[start of Listed records]
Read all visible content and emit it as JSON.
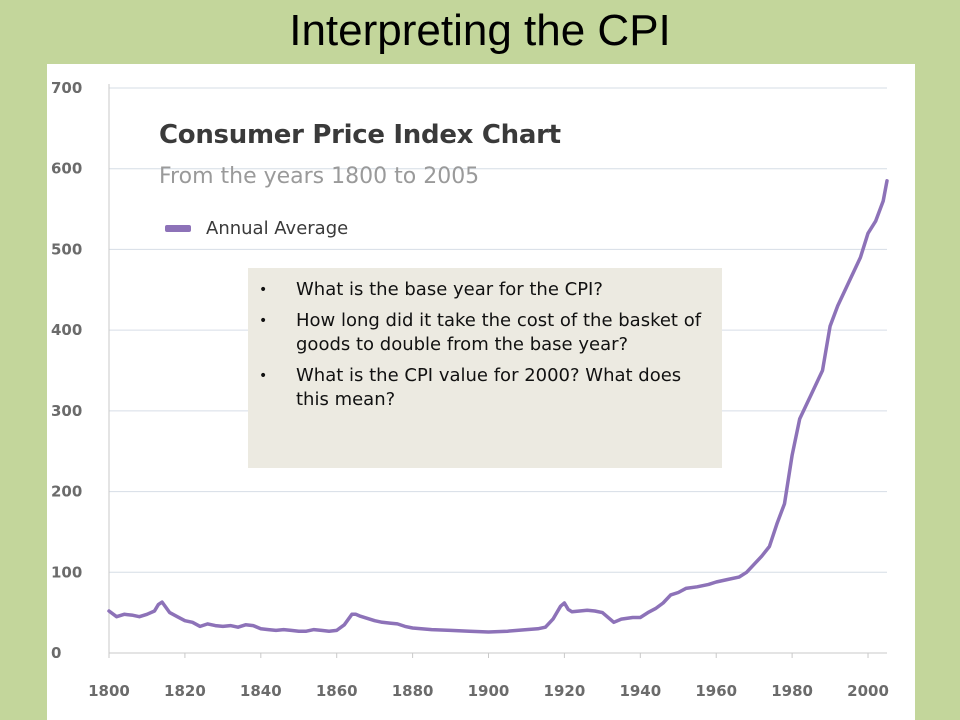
{
  "slide": {
    "title": "Interpreting the CPI"
  },
  "questions": [
    "What is the base year for the CPI?",
    "How long did it take the cost of the basket of goods to double from the base year?",
    "What is the CPI value for 2000?  What does this mean?"
  ],
  "colors": {
    "background": "#c3d69b",
    "series_line": "#8d72b8",
    "grid": "#d6dde6",
    "question_box": "#eceae1"
  },
  "chart_data": {
    "type": "line",
    "title": "Consumer Price Index Chart",
    "subtitle": "From the years 1800 to 2005",
    "xlabel": "",
    "ylabel": "",
    "xlim": [
      1800,
      2005
    ],
    "ylim": [
      0,
      700
    ],
    "xticks": [
      1800,
      1820,
      1840,
      1860,
      1880,
      1900,
      1920,
      1940,
      1960,
      1980,
      2000
    ],
    "yticks": [
      0,
      100,
      200,
      300,
      400,
      500,
      600,
      700
    ],
    "grid": "horizontal",
    "legend_position": "top-left",
    "series": [
      {
        "name": "Annual Average",
        "x": [
          1800,
          1802,
          1804,
          1806,
          1808,
          1810,
          1812,
          1813,
          1814,
          1816,
          1818,
          1820,
          1822,
          1824,
          1826,
          1828,
          1830,
          1832,
          1834,
          1836,
          1838,
          1840,
          1842,
          1844,
          1846,
          1848,
          1850,
          1852,
          1854,
          1856,
          1858,
          1860,
          1862,
          1864,
          1865,
          1866,
          1868,
          1870,
          1872,
          1874,
          1876,
          1878,
          1880,
          1885,
          1890,
          1895,
          1900,
          1905,
          1910,
          1913,
          1915,
          1917,
          1918,
          1919,
          1920,
          1921,
          1922,
          1924,
          1926,
          1928,
          1930,
          1932,
          1933,
          1935,
          1938,
          1940,
          1942,
          1944,
          1946,
          1948,
          1950,
          1952,
          1955,
          1958,
          1960,
          1963,
          1966,
          1968,
          1970,
          1972,
          1974,
          1976,
          1978,
          1980,
          1982,
          1985,
          1988,
          1990,
          1992,
          1995,
          1998,
          2000,
          2002,
          2004,
          2005
        ],
        "y": [
          52,
          45,
          48,
          47,
          45,
          48,
          52,
          60,
          63,
          50,
          45,
          40,
          38,
          33,
          36,
          34,
          33,
          34,
          32,
          35,
          34,
          30,
          29,
          28,
          29,
          28,
          27,
          27,
          29,
          28,
          27,
          28,
          35,
          48,
          48,
          46,
          43,
          40,
          38,
          37,
          36,
          33,
          31,
          29,
          28,
          27,
          26,
          27,
          29,
          30,
          32,
          42,
          50,
          58,
          62,
          54,
          51,
          52,
          53,
          52,
          50,
          42,
          38,
          42,
          44,
          44,
          50,
          55,
          62,
          72,
          75,
          80,
          82,
          85,
          88,
          91,
          94,
          100,
          110,
          120,
          132,
          160,
          185,
          245,
          290,
          320,
          350,
          405,
          430,
          460,
          490,
          520,
          535,
          560,
          585
        ]
      }
    ]
  }
}
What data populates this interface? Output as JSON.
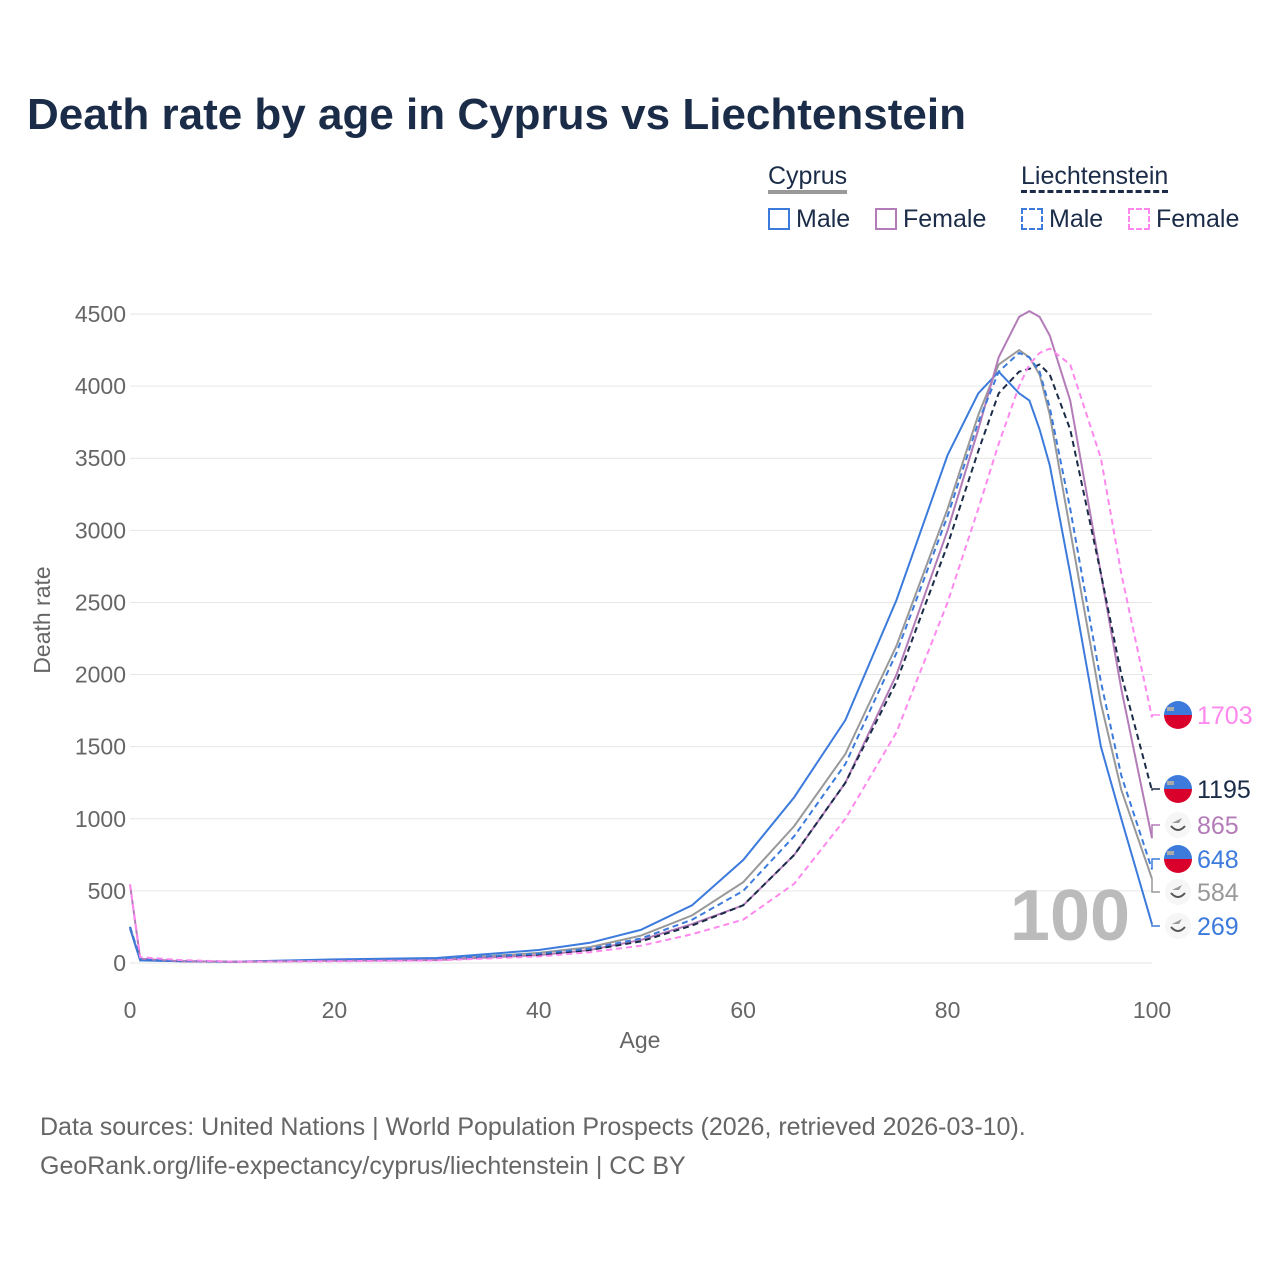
{
  "title": "Death rate by age in Cyprus vs Liechtenstein",
  "legend": {
    "cyprus": "Cyprus",
    "liechtenstein": "Liechtenstein",
    "male": "Male",
    "female": "Female"
  },
  "source": {
    "line1": "Data sources: United Nations | World Population Prospects (2026, retrieved 2026-03-10).",
    "line2": "GeoRank.org/life-expectancy/cyprus/liechtenstein | CC BY"
  },
  "chart_data": {
    "type": "line",
    "title": "Death rate by age in Cyprus vs Liechtenstein",
    "xlabel": "Age",
    "ylabel": "Death rate",
    "xlim": [
      0,
      100
    ],
    "ylim": [
      0,
      4500
    ],
    "xticks": [
      "0",
      "20",
      "40",
      "60",
      "80",
      "100"
    ],
    "yticks": [
      "0",
      "500",
      "1000",
      "1500",
      "2000",
      "2500",
      "3000",
      "3500",
      "4000",
      "4500"
    ],
    "watermark": "100",
    "x": [
      0,
      1,
      5,
      10,
      20,
      30,
      40,
      45,
      50,
      55,
      60,
      65,
      70,
      75,
      80,
      83,
      85,
      87,
      88,
      89,
      90,
      92,
      95,
      97,
      100
    ],
    "series": [
      {
        "name": "Cyprus Total",
        "color": "#999999",
        "dash": false,
        "end_label": "584",
        "flag": "cyprus",
        "values": [
          250,
          20,
          12,
          8,
          20,
          25,
          70,
          110,
          190,
          330,
          560,
          950,
          1450,
          2200,
          3150,
          3800,
          4150,
          4250,
          4200,
          4080,
          3800,
          3000,
          1800,
          1200,
          584
        ]
      },
      {
        "name": "Cyprus Male",
        "color": "#3c7bdc",
        "dash": false,
        "end_label": "269",
        "flag": "cyprus",
        "values": [
          240,
          18,
          12,
          8,
          25,
          35,
          90,
          140,
          230,
          400,
          714,
          1150,
          1685,
          2517,
          3522,
          3950,
          4100,
          3950,
          3900,
          3700,
          3450,
          2700,
          1500,
          1000,
          269
        ]
      },
      {
        "name": "Cyprus Female",
        "color": "#b37cb8",
        "dash": false,
        "end_label": "865",
        "flag": "cyprus",
        "values": [
          545,
          30,
          12,
          8,
          15,
          20,
          55,
          90,
          160,
          270,
          400,
          750,
          1250,
          2000,
          3000,
          3700,
          4200,
          4480,
          4520,
          4480,
          4350,
          3900,
          2700,
          1900,
          865
        ]
      },
      {
        "name": "Liechtenstein Total",
        "color": "#1b2c48",
        "dash": true,
        "end_label": "1195",
        "flag": "liechtenstein",
        "values": [
          250,
          25,
          15,
          10,
          15,
          22,
          55,
          90,
          150,
          260,
          400,
          750,
          1250,
          1950,
          2900,
          3550,
          3950,
          4100,
          4120,
          4150,
          4080,
          3700,
          2700,
          2000,
          1195
        ]
      },
      {
        "name": "Liechtenstein Male",
        "color": "#3c7bdc",
        "dash": true,
        "end_label": "648",
        "flag": "liechtenstein",
        "values": [
          250,
          25,
          15,
          10,
          18,
          28,
          65,
          100,
          170,
          300,
          500,
          880,
          1380,
          2150,
          3100,
          3750,
          4100,
          4230,
          4200,
          4100,
          3850,
          3150,
          1950,
          1300,
          648
        ]
      },
      {
        "name": "Liechtenstein Female",
        "color": "#ff88ee",
        "dash": true,
        "end_label": "1703",
        "flag": "liechtenstein",
        "values": [
          545,
          40,
          20,
          10,
          12,
          18,
          45,
          75,
          120,
          200,
          300,
          550,
          1000,
          1600,
          2500,
          3150,
          3600,
          4000,
          4150,
          4230,
          4260,
          4150,
          3500,
          2700,
          1703
        ]
      }
    ]
  }
}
[end of Listed records]
Check each line of the records above for the word "base", then give the number of lines that have it, with no other words.

2